■ REQUIRED TASK ■
Turn each line of the records below into a JSON list of strings, one string per line, with blank lines dropped and the pictures left out.

■ EXTRACTED INFORMATION ■
◇ ◇ ◇ ◇ ◇
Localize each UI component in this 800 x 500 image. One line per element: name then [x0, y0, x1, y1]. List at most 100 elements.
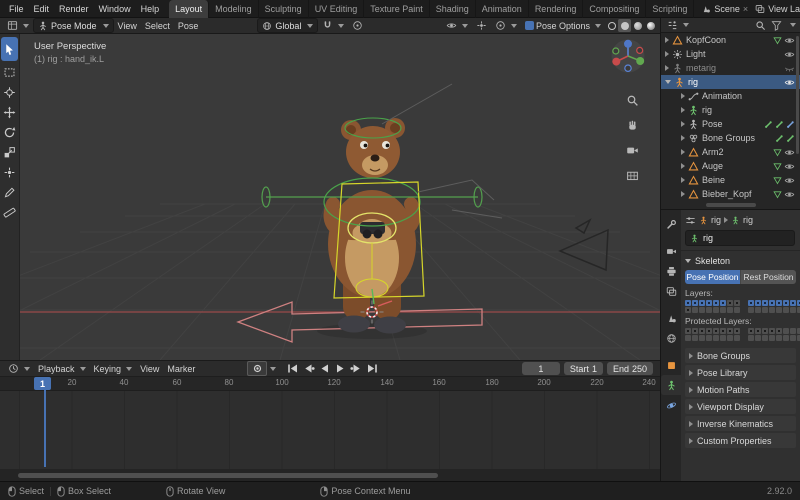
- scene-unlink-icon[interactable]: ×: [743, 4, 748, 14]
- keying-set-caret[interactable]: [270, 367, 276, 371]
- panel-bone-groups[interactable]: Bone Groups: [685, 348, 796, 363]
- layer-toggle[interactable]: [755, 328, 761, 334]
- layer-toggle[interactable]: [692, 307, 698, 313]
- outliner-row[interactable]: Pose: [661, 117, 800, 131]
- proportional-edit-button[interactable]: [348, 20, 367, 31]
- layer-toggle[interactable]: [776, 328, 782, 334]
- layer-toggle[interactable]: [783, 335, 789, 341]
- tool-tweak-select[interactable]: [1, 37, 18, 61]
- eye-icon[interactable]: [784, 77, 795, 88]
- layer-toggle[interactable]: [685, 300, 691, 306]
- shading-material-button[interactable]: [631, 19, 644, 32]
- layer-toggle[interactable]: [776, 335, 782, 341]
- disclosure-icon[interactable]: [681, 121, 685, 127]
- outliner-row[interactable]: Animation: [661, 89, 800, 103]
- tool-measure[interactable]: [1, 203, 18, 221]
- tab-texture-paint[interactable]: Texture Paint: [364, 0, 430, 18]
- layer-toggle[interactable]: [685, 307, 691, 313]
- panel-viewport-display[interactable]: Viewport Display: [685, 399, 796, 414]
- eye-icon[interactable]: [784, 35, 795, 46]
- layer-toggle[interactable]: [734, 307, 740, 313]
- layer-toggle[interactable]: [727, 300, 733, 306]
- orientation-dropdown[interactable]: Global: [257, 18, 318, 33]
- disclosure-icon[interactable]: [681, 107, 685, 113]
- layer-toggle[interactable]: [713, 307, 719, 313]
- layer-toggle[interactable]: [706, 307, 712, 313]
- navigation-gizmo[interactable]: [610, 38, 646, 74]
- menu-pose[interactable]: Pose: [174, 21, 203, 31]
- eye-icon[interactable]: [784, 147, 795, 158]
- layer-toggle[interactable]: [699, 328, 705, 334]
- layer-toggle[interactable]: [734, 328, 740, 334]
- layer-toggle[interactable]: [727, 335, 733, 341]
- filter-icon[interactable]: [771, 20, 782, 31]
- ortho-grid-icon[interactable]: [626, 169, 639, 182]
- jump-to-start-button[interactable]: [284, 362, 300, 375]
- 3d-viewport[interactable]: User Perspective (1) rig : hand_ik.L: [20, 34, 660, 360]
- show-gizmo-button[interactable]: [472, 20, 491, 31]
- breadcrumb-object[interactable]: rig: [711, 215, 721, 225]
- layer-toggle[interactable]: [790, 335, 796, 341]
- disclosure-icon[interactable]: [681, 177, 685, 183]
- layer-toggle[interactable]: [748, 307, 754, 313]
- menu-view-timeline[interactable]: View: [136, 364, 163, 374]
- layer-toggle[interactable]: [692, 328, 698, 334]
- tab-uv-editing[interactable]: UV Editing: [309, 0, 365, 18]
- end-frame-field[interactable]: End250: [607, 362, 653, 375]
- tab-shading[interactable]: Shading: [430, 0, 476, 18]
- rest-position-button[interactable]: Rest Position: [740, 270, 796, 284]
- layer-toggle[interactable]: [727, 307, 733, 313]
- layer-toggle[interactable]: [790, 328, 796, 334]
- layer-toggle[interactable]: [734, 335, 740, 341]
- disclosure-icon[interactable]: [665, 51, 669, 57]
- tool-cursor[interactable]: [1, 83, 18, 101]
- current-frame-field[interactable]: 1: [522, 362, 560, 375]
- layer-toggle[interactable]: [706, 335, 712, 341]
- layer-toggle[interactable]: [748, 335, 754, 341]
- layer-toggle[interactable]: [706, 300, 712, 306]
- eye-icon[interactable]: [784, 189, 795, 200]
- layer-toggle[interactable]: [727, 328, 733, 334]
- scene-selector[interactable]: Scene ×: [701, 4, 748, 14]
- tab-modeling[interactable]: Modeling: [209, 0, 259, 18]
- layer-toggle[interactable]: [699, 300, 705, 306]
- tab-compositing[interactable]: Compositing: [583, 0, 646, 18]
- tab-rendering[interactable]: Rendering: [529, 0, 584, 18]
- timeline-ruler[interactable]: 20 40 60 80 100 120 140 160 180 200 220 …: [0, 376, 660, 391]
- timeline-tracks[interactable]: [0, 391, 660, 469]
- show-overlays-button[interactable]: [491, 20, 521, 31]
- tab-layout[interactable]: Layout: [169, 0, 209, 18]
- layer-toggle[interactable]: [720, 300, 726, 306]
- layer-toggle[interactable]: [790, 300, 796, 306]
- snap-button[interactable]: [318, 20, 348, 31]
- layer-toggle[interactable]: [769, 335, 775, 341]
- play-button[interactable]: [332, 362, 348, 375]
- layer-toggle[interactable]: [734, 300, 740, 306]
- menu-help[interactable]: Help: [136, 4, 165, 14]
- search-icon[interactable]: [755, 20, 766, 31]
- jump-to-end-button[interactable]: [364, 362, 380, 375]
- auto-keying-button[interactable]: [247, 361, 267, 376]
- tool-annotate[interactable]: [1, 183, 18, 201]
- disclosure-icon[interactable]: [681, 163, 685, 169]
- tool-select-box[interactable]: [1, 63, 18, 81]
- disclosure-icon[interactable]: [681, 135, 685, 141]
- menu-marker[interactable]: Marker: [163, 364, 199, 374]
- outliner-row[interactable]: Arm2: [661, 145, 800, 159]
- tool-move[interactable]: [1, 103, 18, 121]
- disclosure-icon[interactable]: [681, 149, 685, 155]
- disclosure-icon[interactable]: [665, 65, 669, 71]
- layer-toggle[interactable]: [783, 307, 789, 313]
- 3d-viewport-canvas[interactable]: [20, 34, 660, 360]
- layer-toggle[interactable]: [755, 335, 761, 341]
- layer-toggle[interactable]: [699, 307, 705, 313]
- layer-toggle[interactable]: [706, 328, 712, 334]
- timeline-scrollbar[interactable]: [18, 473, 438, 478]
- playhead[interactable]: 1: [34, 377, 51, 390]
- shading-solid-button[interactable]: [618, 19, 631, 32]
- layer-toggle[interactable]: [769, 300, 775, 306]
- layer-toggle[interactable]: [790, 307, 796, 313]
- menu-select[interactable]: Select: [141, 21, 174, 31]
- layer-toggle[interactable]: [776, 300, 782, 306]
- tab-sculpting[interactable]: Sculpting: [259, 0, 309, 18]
◇ ◇ ◇ ◇ ◇
■ RESULT FOR THIS TASK ■
[
  "Localize each UI component in this 800 x 500 image. One line per element: name then [x0, y0, x1, y1]. List at most 100 elements.",
  "- scene-unlink-icon[interactable]: ×: [743, 4, 748, 14]",
  "- keying-set-caret[interactable]: [270, 367, 276, 371]",
  "- panel-bone-groups[interactable]: Bone Groups: [685, 348, 796, 363]",
  "- layer-toggle[interactable]: [755, 328, 761, 334]",
  "- layer-toggle[interactable]: [692, 307, 698, 313]",
  "- outliner-row[interactable]: Pose: [661, 117, 800, 131]",
  "- proportional-edit-button[interactable]: [348, 20, 367, 31]",
  "- layer-toggle[interactable]: [776, 328, 782, 334]",
  "- layer-toggle[interactable]: [783, 335, 789, 341]",
  "- tool-tweak-select[interactable]: [1, 37, 18, 61]",
  "- eye-icon[interactable]: [784, 77, 795, 88]",
  "- layer-toggle[interactable]: [685, 300, 691, 306]",
  "- shading-material-button[interactable]: [631, 19, 644, 32]",
  "- layer-toggle[interactable]: [776, 335, 782, 341]",
  "- disclosure-icon[interactable]: [681, 121, 685, 127]",
  "- outliner-row[interactable]: Animation: [661, 89, 800, 103]",
  "- tool-measure[interactable]: [1, 203, 18, 221]",
  "- tab-texture-paint[interactable]: Texture Paint: [364, 0, 430, 18]",
  "- layer-toggle[interactable]: [685, 307, 691, 313]",
  "- panel-viewport-display[interactable]: Viewport Display: [685, 399, 796, 414]",
  "- eye-icon[interactable]: [784, 35, 795, 46]",
  "- layer-toggle[interactable]: [734, 307, 740, 313]",
  "- layer-toggle[interactable]: [727, 300, 733, 306]",
  "- orientation-dropdown[interactable]: Global: [257, 18, 318, 33]",
  "- disclosure-icon[interactable]: [681, 107, 685, 113]",
  "- layer-toggle[interactable]: [713, 307, 719, 313]",
  "- layer-toggle[interactable]: [706, 307, 712, 313]",
  "- navigation-gizmo[interactable]: [610, 38, 646, 74]",
  "- menu-pose[interactable]: Pose: [174, 21, 203, 31]",
  "- eye-icon[interactable]: [784, 147, 795, 158]",
  "- layer-toggle[interactable]: [699, 328, 705, 334]",
  "- layer-toggle[interactable]: [734, 328, 740, 334]",
  "- layer-toggle[interactable]: [727, 335, 733, 341]",
  "- filter-icon[interactable]: [771, 20, 782, 31]",
  "- ortho-grid-icon[interactable]: [626, 169, 639, 182]",
  "- jump-to-start-button[interactable]: [284, 362, 300, 375]",
  "- 3d-viewport[interactable]: User Perspective (1) rig : hand_ik.L: [20, 34, 660, 360]",
  "- show-gizmo-button[interactable]: [472, 20, 491, 31]",
  "- breadcrumb-object[interactable]: rig: [711, 215, 721, 225]",
  "- layer-toggle[interactable]: [790, 335, 796, 341]",
  "- disclosure-icon[interactable]: [681, 177, 685, 183]",
  "- layer-toggle[interactable]: [748, 307, 754, 313]",
  "- menu-view-timeline[interactable]: View: [136, 364, 163, 374]",
  "- layer-toggle[interactable]: [692, 328, 698, 334]",
  "- tab-uv-editing[interactable]: UV Editing: [309, 0, 365, 18]",
  "- end-frame-field[interactable]: End250: [607, 362, 653, 375]",
  "- tab-shading[interactable]: Shading: [430, 0, 476, 18]",
  "- rest-position-button[interactable]: Rest Position: [740, 270, 796, 284]",
  "- layer-toggle[interactable]: [727, 307, 733, 313]",
  "- layer-toggle[interactable]: [790, 328, 796, 334]",
  "- layer-toggle[interactable]: [734, 335, 740, 341]",
  "- disclosure-icon[interactable]: [665, 51, 669, 57]",
  "- tool-cursor[interactable]: [1, 83, 18, 101]",
  "- current-frame-field[interactable]: 1: [522, 362, 560, 375]",
  "- layer-toggle[interactable]: [706, 335, 712, 341]",
  "- layer-toggle[interactable]: [748, 335, 754, 341]",
  "- layer-toggle[interactable]: [706, 300, 712, 306]",
  "- eye-icon[interactable]: [784, 189, 795, 200]",
  "- layer-toggle[interactable]: [727, 328, 733, 334]",
  "- scene-selector[interactable]: Scene ×: [701, 4, 748, 14]",
  "- tab-modeling[interactable]: Modeling: [209, 0, 259, 18]",
  "- layer-toggle[interactable]: [699, 300, 705, 306]",
  "- tab-compositing[interactable]: Compositing: [583, 0, 646, 18]",
  "- tab-rendering[interactable]: Rendering: [529, 0, 584, 18]",
  "- timeline-ruler[interactable]: 20 40 60 80 100 120 140 160 180 200 220 …: [0, 376, 660, 391]",
  "- timeline-tracks[interactable]: [0, 391, 660, 469]",
  "- show-overlays-button[interactable]: [491, 20, 521, 31]",
  "- tab-layout[interactable]: Layout: [169, 0, 209, 18]",
  "- layer-toggle[interactable]: [720, 300, 726, 306]",
  "- layer-toggle[interactable]: [790, 300, 796, 306]",
  "- snap-button[interactable]: [318, 20, 348, 31]",
  "- layer-toggle[interactable]: [769, 335, 775, 341]",
  "- play-button[interactable]: [332, 362, 348, 375]",
  "- layer-toggle[interactable]: [734, 300, 740, 306]",
  "- menu-help[interactable]: Help: [136, 4, 165, 14]",
  "- search-icon[interactable]: [755, 20, 766, 31]",
  "- jump-to-end-button[interactable]: [364, 362, 380, 375]",
  "- auto-keying-button[interactable]: [247, 361, 267, 376]",
  "- tool-annotate[interactable]: [1, 183, 18, 201]",
  "- disclosure-icon[interactable]: [681, 163, 685, 169]",
  "- tool-select-box[interactable]: [1, 63, 18, 81]",
  "- disclosure-icon[interactable]: [681, 135, 685, 141]",
  "- menu-marker[interactable]: Marker: [163, 364, 199, 374]",
  "- outliner-row[interactable]: Arm2: [661, 145, 800, 159]",
  "- tool-move[interactable]: [1, 103, 18, 121]",
  "- disclosure-icon[interactable]: [681, 149, 685, 155]",
  "- disclosure-icon[interactable]: [665, 65, 669, 71]",
  "- layer-toggle[interactable]: [783, 307, 789, 313]",
  "- 3d-viewport-canvas[interactable]: [20, 34, 660, 360]",
  "- layer-toggle[interactable]: [755, 335, 761, 341]",
  "- layer-toggle[interactable]: [699, 307, 705, 313]",
  "- layer-toggle[interactable]: [706, 328, 712, 334]",
  "- timeline-scrollbar[interactable]: [18, 473, 438, 478]",
  "- playhead[interactable]: 1: [34, 377, 51, 390]",
  "- shading-solid-button[interactable]: [618, 19, 631, 32]",
  "- layer-toggle[interactable]: [769, 300, 775, 306]",
  "- layer-toggle[interactable]: [790, 307, 796, 313]",
  "- menu-select[interactable]: Select: [141, 21, 174, 31]",
  "- layer-toggle[interactable]: [776, 300, 782, 306]",
  "- tab-sculpting[interactable]: Sculpting: [259, 0, 309, 18]"
]